--- DATA ENTRIES ---

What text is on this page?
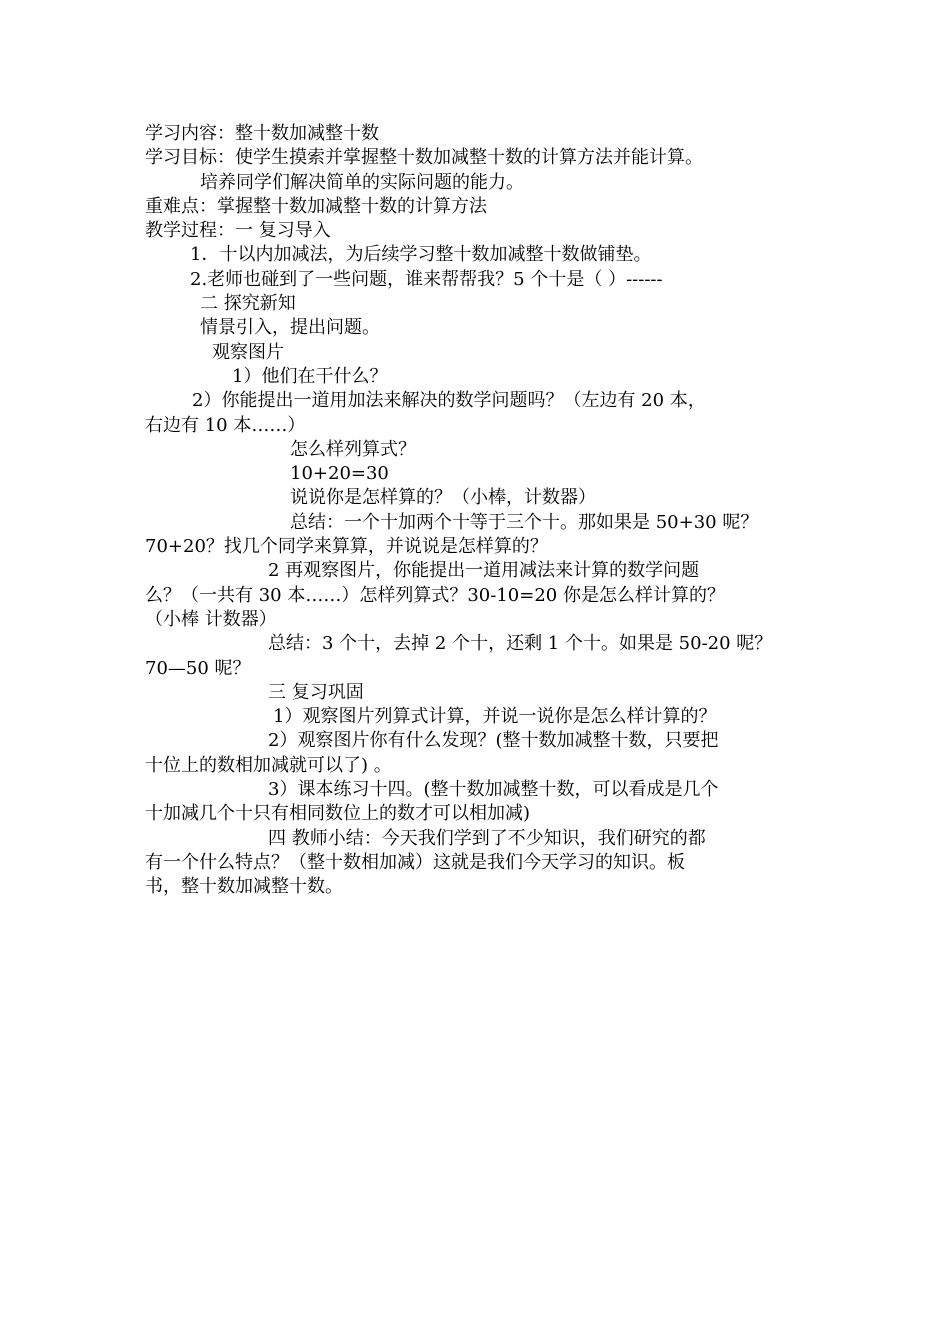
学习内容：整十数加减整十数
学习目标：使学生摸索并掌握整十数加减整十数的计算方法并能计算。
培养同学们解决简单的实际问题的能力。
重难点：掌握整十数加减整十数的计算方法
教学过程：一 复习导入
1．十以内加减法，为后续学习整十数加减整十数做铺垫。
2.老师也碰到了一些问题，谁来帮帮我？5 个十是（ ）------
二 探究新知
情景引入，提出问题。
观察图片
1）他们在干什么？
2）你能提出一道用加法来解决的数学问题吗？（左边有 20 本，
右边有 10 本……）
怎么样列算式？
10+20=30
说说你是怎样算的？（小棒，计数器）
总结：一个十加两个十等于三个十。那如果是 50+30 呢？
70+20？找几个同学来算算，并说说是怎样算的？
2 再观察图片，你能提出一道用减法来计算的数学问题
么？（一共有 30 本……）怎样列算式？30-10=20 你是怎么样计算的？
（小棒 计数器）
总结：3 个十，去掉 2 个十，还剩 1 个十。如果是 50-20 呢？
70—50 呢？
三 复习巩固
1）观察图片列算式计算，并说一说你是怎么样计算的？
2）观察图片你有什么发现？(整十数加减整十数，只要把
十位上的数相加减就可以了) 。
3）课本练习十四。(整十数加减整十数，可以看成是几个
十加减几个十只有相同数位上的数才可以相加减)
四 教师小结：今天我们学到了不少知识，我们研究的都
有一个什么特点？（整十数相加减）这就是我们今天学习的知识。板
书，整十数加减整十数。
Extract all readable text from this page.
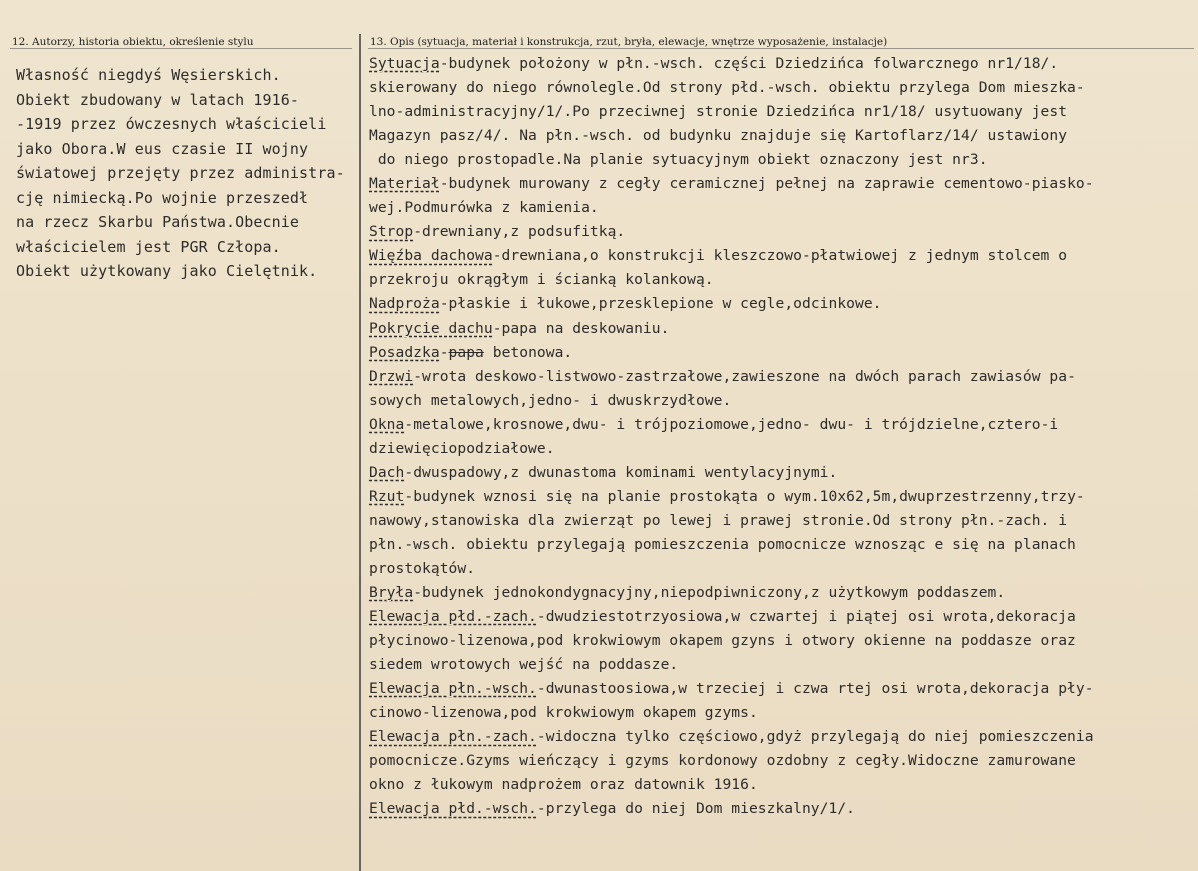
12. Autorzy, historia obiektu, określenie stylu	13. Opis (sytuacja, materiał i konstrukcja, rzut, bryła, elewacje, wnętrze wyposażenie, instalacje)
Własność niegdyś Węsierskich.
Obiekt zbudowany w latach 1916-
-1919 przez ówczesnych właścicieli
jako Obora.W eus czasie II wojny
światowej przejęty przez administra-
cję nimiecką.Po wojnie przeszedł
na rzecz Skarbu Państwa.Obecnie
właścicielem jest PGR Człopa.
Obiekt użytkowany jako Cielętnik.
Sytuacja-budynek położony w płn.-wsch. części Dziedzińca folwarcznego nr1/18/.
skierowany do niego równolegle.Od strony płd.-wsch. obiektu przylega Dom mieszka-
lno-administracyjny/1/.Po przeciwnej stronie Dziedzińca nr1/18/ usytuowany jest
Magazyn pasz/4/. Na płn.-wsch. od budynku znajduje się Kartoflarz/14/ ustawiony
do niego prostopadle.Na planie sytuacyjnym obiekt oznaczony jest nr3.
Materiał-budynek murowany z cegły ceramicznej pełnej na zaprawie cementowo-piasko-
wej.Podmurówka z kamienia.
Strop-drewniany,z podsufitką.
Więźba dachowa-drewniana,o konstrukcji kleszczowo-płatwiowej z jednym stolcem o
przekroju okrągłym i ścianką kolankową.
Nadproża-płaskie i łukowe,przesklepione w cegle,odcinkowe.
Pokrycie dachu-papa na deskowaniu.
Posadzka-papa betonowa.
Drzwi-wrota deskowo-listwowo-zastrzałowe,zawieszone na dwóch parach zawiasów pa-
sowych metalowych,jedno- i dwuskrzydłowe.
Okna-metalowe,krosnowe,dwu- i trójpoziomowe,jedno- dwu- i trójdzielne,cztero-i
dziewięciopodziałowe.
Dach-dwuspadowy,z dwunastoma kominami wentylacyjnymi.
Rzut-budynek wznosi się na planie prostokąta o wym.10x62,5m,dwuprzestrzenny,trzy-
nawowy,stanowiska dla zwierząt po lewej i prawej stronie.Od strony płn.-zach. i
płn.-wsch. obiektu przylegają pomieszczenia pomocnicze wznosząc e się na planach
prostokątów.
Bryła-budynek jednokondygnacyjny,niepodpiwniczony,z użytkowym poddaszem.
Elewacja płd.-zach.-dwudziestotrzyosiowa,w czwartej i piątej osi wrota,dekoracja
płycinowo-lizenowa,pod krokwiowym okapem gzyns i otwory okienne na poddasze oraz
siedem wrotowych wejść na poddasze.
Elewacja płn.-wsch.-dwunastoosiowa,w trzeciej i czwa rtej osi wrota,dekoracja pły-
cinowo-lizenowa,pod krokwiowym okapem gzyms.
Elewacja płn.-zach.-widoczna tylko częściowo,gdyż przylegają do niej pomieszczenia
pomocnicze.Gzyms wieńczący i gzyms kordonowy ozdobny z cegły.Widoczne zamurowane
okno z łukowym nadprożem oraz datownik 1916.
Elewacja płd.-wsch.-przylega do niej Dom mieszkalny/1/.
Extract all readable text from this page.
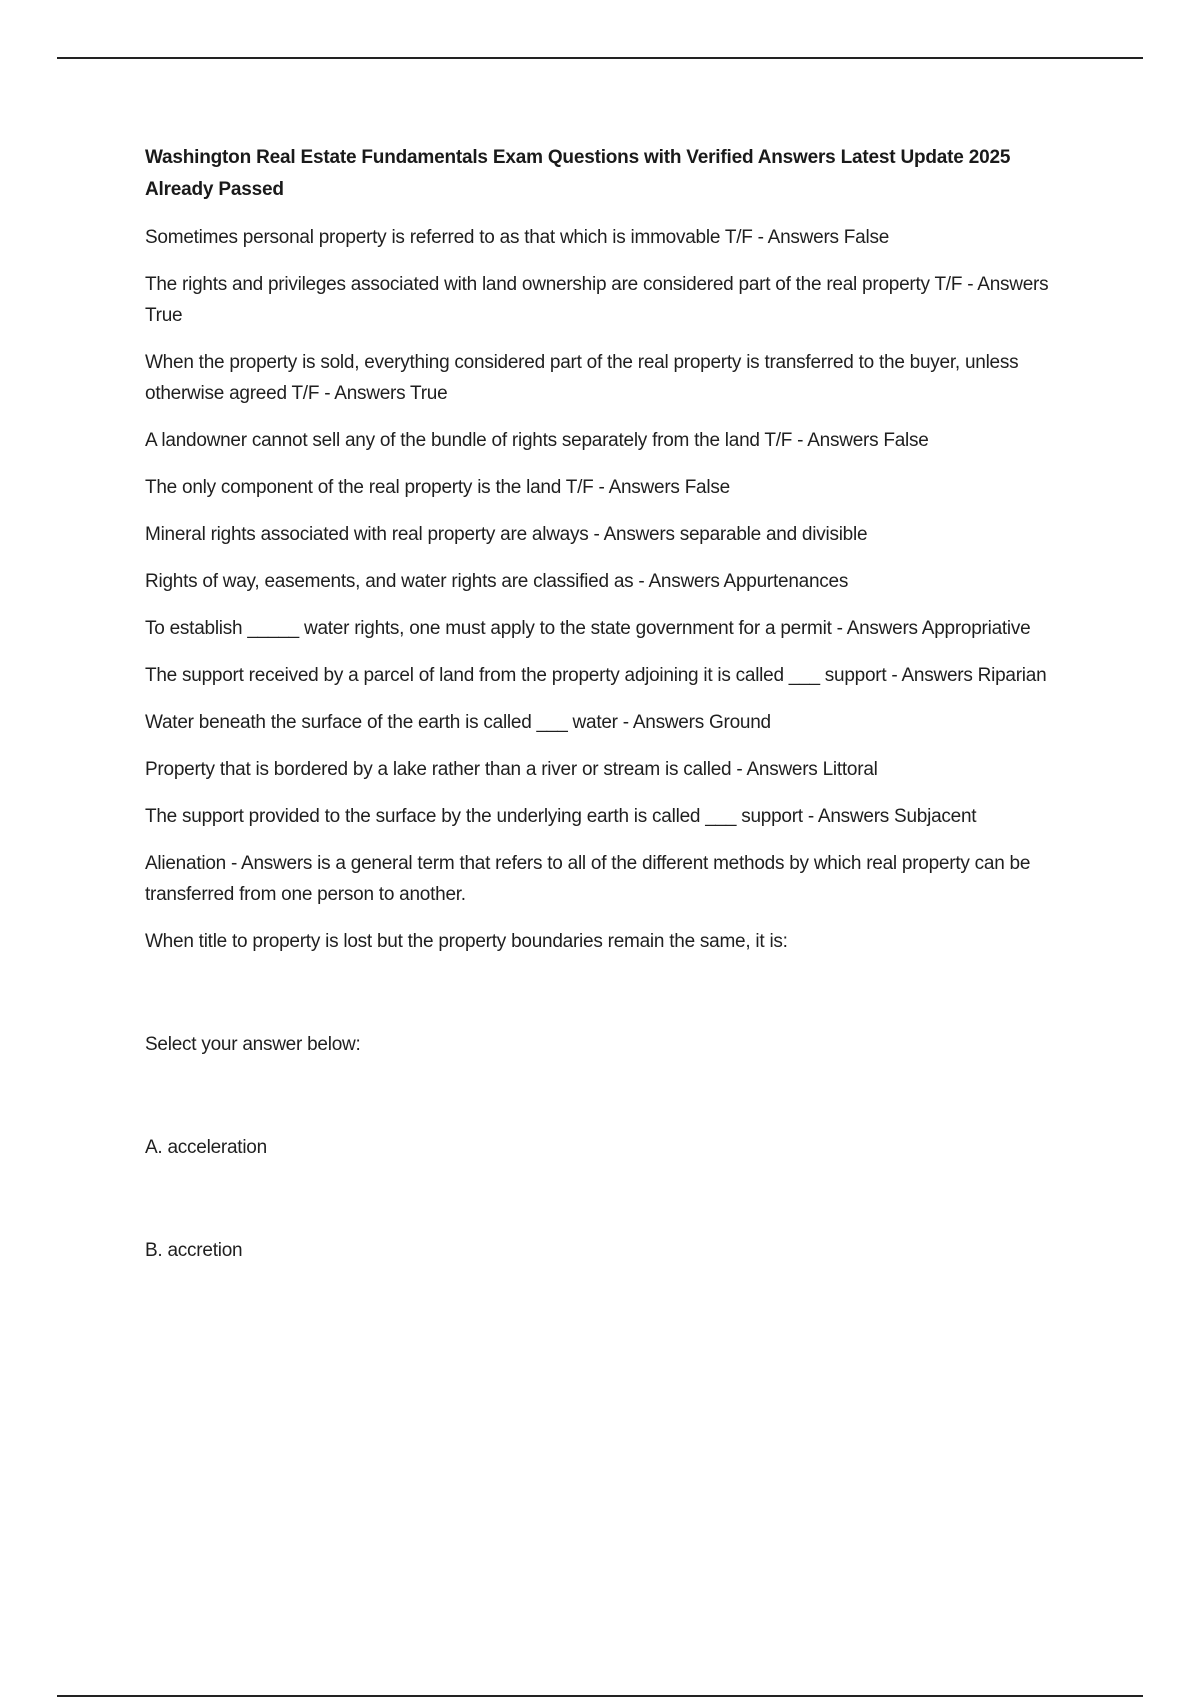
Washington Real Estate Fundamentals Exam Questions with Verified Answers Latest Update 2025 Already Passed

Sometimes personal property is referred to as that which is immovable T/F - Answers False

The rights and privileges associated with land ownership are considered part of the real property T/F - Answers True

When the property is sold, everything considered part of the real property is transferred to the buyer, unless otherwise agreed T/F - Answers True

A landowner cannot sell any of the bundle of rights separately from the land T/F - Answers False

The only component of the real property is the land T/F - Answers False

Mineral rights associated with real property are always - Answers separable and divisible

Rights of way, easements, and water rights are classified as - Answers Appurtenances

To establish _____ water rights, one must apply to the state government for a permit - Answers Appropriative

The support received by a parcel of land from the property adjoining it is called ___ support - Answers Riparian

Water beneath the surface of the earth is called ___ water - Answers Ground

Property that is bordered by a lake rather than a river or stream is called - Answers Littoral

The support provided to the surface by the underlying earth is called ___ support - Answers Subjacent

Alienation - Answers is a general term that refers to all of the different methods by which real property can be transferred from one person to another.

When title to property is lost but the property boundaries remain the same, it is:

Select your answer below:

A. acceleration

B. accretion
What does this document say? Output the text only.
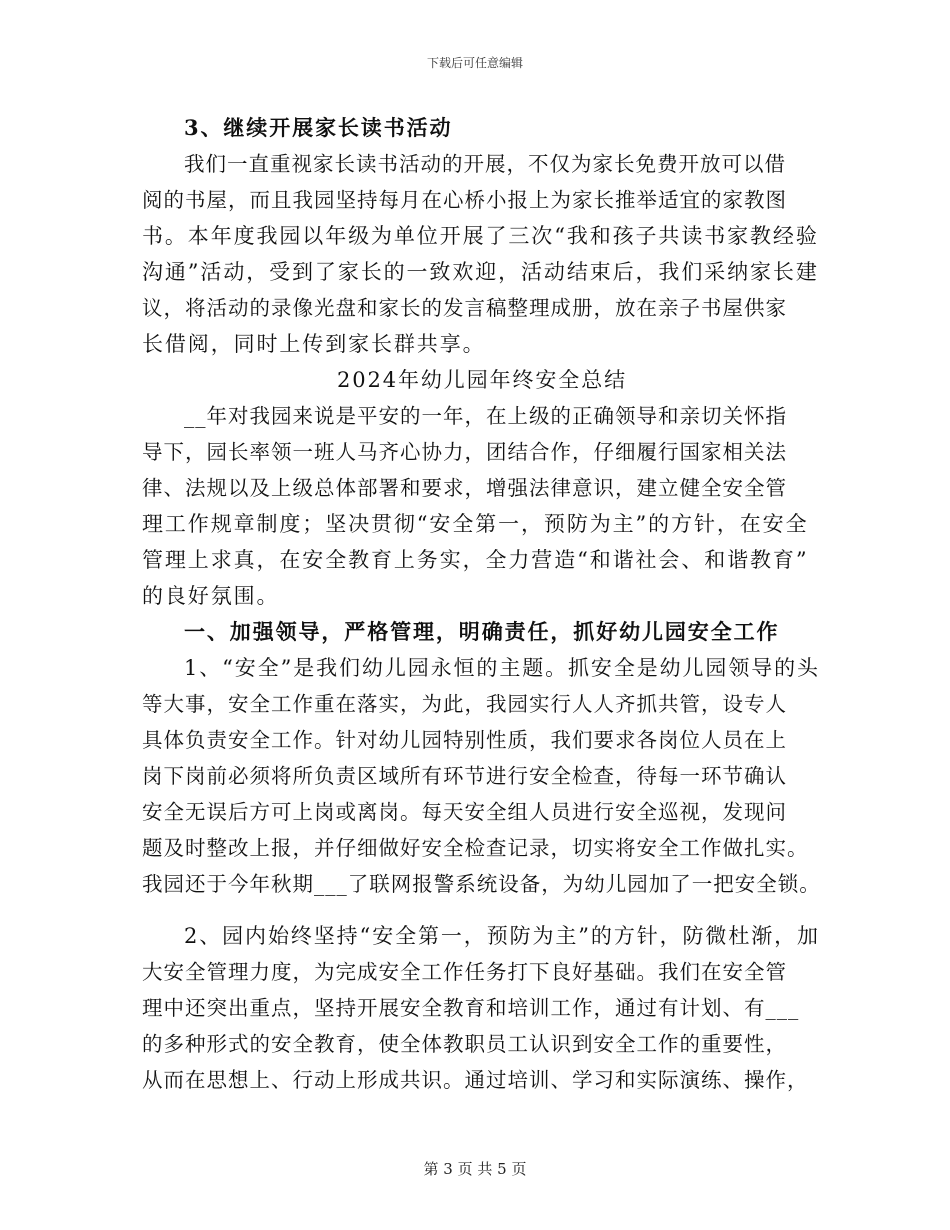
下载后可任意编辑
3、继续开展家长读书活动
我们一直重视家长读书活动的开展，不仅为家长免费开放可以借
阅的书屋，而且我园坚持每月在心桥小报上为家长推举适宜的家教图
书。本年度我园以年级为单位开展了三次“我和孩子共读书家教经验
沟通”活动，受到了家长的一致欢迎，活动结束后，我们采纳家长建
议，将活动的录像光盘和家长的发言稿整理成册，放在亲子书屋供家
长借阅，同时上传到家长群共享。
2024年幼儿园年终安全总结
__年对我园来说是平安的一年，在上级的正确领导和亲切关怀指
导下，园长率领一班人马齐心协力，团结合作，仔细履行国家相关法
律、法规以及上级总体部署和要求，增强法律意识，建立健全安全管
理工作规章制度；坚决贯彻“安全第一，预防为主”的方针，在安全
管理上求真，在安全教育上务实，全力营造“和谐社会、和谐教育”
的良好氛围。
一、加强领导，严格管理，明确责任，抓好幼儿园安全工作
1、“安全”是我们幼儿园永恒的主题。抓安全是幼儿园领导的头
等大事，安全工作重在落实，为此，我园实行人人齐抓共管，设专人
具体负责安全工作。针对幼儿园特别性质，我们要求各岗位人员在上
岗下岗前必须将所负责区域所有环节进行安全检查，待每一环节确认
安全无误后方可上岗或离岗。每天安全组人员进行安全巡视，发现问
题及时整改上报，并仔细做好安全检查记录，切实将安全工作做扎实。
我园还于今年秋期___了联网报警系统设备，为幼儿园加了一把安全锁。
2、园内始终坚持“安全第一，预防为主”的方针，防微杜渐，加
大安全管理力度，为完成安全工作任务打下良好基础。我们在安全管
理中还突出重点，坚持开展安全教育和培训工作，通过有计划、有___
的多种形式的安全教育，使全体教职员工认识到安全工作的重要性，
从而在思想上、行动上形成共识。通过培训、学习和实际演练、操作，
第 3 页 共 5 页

---

Copy all lines from the material that hold "which".

Sometimes personal property is referred to as that which is immovable T/F - Answers False
Alienation - Answers is a general term that refers to all of the different methods by which real property can be transferred from one person to another.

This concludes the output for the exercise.